DO THIS
In the web apps discussion, what does Firefox OS allow when submitting apps to the Market?

SELECTED EXTRACT
I can't help but wonder how much of the new web metaphors revolve around sharing state and replicating GUI features that were largely solved in the mid 1980s. I just spent days implementing some JWT and OAuth code that largely reproduces what session cookies did in the 90s (while fixing security issues, I realize that). I've spent weeks implementing AngularJS code that basically does what a software transactional memory (STM) does, only with ugly syntax. I've spent my career learning how to get an environment set up and transpile code (on many platforms, not just the web). I may be getting very proficient at these things, but in the pit of my stomach I know it's all going the way of the dodo and that I am a glorified punchcard operator, because I've been through code deprecation before and know it's inevitable.
I think the solution to all of this is to get back to declarative programming and idempotence, which will largely eliminate the trap of front end scripting we've fallen into. We need to switch from the client/server metaphor to trusted and untrusted computing and move to a p2p topology. This would be better served by the stdin/stdout/stderr stream processing of UNIX where each component does one thing well without side effects in a hierarchy of concerns where language is largely irrelevant and we focus more on the data, probably JSON streams processed with jq or something like it. Views would just be thin wrappers over black boxes handling business logic. Right now all of the glory is going to top-down development and processes like Agile/Scrum, but if we look to history, most of the interesting innovations happened in bottom-up egalitarian R&D. Now get off my lawn..
The Web must not stand still. It is the only open platform we have. The web (and browsers) becoming a relic from the past is too great a risk for humanity.
Keep pushing the Web forward till the next What's App or Snapchat is a Web app. Till we have decentralized app hosting and file sharing. Till we have native execution speed. Till we can distribute or install fully functional applications outside the arbitrariness of Apple and Google store policies.
Web apps do not intrinsically force users to upload anything.
Client-side web apps can operate entirely offline and store data only on the client. They can also be configured for app-like operation by including a Web App Manifest [1], created specifically for this purpose. Until the Web App Manifest gets widespread platform support (which may not ever happen since both Apple and Google are heavily incentivized to keep app developers locked-in to their ecosystems), you can use manifoldJS [2] to polyfill for platforms that do not support it using Cordova.
EDIT: So apparently Chrome for Android already supports the Web App Manifest [3], but to distribute for the Play Store you still need a .apk package, which is probably why manifoldJS still polyfills it. In contrast, Firefox OS allows submitting apps to the Market from your web app's URL directly, as long as it has a manifest.
all the personal info you send just connecting to a "web" or "mobile" app, is of utmost importance to the company hosting the web site/app. "operating" offline just means that data is uploaded when a user in "online" or it's done in the background.

Layout annotation data
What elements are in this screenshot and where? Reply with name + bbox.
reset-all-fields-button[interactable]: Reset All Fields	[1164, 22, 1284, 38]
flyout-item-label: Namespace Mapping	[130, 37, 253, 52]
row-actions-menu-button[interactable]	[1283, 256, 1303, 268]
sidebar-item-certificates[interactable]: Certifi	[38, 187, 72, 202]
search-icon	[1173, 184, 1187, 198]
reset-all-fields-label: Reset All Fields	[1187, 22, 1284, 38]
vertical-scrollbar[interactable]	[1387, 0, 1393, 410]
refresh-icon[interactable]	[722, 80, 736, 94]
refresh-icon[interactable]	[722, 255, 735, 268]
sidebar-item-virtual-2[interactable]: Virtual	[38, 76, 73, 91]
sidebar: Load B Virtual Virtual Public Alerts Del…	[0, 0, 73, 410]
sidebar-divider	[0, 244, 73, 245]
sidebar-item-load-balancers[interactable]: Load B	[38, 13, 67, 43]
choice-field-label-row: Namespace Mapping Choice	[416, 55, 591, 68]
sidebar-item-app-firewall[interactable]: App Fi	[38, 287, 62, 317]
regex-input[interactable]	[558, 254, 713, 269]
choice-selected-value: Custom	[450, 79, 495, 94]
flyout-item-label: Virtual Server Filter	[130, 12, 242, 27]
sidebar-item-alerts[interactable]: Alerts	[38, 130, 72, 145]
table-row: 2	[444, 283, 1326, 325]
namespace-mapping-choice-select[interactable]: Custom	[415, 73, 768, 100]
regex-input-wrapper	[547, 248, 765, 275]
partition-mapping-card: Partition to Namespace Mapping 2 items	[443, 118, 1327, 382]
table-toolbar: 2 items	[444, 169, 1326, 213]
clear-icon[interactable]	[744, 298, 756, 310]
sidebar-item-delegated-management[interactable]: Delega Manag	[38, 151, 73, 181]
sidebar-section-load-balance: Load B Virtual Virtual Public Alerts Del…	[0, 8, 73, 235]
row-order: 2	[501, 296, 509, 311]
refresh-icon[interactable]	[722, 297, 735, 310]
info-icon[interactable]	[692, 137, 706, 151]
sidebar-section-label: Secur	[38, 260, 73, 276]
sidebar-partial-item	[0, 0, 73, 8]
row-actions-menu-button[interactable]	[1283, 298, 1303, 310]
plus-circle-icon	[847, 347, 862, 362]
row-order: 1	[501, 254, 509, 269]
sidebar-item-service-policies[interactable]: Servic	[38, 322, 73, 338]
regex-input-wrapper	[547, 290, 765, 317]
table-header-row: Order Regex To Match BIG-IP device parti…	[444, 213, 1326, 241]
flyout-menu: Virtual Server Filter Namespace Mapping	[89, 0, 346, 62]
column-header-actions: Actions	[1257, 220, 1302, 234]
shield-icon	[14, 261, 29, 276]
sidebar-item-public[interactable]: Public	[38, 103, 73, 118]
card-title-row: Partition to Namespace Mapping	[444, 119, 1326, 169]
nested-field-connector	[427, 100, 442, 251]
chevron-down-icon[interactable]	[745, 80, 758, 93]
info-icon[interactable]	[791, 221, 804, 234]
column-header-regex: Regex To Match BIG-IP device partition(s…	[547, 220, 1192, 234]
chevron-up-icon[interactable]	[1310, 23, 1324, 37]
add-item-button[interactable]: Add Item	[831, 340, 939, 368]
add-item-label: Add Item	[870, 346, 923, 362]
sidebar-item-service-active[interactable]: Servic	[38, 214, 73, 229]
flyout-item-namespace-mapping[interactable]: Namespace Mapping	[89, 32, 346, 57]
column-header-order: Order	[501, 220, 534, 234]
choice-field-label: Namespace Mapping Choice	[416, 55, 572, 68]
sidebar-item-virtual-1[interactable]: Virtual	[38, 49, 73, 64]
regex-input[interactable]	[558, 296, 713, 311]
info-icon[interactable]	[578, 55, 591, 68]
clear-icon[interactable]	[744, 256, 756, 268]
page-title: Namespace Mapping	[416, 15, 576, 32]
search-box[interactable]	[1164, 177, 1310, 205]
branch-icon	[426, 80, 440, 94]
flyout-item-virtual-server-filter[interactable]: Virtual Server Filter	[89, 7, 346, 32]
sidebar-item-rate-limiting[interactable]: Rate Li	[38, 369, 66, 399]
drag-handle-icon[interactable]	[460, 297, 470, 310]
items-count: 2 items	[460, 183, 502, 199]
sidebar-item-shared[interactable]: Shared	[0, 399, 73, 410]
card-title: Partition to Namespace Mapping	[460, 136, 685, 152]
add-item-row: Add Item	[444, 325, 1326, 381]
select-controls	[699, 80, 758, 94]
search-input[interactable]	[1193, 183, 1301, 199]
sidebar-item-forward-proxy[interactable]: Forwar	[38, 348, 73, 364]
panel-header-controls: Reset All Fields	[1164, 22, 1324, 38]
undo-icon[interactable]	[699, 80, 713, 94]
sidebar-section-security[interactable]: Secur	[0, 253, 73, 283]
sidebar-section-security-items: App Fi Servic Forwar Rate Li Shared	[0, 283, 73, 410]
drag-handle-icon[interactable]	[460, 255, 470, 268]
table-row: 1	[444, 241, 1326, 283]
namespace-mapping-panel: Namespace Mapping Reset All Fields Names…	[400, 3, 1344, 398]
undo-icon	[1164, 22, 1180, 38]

WORKED ANSWER
Firefox OS allows apps to be submitted directly from the web app's URL, as long as the app has a manifest.